What you are asked to do: Filter the entries below, keeping every line that has the word "name".

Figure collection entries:
------------------------------

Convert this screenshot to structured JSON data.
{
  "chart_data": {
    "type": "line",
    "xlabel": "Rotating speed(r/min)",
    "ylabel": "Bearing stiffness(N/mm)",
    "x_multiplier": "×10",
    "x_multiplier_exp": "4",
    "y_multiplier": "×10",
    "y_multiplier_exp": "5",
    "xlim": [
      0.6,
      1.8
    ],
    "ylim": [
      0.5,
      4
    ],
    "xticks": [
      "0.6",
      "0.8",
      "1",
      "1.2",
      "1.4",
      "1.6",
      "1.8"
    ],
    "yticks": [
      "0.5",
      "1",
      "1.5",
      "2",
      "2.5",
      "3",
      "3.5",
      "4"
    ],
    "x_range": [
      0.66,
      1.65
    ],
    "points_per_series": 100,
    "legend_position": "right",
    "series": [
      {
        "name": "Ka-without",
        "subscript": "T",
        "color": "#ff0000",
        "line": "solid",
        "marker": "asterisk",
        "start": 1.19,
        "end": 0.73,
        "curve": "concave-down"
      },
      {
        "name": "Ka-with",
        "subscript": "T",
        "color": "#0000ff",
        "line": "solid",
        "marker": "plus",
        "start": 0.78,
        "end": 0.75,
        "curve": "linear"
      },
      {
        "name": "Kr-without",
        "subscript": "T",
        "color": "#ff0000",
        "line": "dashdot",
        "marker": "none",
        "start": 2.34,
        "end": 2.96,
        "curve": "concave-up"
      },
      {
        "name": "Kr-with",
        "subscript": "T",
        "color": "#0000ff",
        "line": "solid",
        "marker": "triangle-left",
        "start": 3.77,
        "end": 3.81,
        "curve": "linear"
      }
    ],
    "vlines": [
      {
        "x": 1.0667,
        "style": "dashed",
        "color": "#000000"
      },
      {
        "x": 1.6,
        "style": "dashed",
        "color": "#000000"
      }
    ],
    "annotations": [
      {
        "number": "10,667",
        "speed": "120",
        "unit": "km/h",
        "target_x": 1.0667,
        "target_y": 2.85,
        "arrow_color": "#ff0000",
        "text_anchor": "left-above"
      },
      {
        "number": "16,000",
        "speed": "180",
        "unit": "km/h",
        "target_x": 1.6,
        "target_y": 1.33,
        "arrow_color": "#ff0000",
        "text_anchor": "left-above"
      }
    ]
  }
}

------------------------------

Exercise answer:
        "name": "Ka-without",
        "name": "Ka-with",
        "name": "Kr-without",
        "name": "Kr-with",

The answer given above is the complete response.